> _What is asked_
Quote the listing below in its entirety.

> _Data to process_
* Start *
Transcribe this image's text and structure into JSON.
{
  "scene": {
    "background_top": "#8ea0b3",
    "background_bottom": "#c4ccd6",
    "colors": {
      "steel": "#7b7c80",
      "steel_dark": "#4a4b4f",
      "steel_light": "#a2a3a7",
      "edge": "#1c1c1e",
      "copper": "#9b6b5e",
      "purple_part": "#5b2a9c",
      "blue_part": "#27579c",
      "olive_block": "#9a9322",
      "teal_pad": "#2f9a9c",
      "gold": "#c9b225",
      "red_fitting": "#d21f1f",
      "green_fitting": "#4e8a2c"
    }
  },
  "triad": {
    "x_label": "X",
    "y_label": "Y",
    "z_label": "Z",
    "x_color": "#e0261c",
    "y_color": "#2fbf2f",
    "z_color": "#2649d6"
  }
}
* End *
> _Response to this exercise_
Transcribe this image's text and structure into JSON.
{
  "scene": {
    "background_top": "#8ea0b3",
    "background_bottom": "#c4ccd6",
    "colors": {
      "steel": "#7b7c80",
      "steel_dark": "#4a4b4f",
      "steel_light": "#a2a3a7",
      "edge": "#1c1c1e",
      "copper": "#9b6b5e",
      "purple_part": "#5b2a9c",
      "blue_part": "#27579c",
      "olive_block": "#9a9322",
      "teal_pad": "#2f9a9c",
      "gold": "#c9b225",
      "red_fitting": "#d21f1f",
      "green_fitting": "#4e8a2c"
    }
  },
  "triad": {
    "x_label": "X",
    "y_label": "Y",
    "z_label": "Z",
    "x_color": "#e0261c",
    "y_color": "#2fbf2f",
    "z_color": "#2649d6"
  }
}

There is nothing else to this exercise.